** Aim of the task **
Copy out each line below that has the word "duty" in it.

>> begin

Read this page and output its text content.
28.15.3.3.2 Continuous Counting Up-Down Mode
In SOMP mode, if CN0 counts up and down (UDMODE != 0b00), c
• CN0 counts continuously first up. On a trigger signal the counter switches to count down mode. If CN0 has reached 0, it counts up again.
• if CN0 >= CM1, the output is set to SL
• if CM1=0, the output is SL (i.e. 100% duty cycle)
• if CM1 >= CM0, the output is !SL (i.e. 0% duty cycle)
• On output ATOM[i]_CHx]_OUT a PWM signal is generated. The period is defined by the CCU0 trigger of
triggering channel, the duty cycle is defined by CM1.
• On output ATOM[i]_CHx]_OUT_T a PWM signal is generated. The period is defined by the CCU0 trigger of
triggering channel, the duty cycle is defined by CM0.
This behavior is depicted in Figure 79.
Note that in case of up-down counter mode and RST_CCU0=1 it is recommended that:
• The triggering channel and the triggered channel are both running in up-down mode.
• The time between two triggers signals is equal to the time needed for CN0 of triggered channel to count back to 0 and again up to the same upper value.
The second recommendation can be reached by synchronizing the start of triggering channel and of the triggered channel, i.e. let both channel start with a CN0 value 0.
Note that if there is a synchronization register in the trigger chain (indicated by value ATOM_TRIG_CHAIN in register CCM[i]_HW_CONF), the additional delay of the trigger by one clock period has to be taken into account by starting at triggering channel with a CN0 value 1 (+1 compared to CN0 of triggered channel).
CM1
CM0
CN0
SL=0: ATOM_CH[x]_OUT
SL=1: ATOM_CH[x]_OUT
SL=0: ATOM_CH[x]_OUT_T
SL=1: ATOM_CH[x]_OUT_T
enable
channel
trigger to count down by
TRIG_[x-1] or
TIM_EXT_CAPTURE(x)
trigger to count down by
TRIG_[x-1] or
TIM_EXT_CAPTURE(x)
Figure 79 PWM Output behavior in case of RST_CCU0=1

>> end

** Final result **
• if CM1=0, the output is SL (i.e. 100% duty cycle)
• if CM1 >= CM0, the output is !SL (i.e. 0% duty cycle)
triggering channel, the duty cycle is defined by CM1.
triggering channel, the duty cycle is defined by CM0.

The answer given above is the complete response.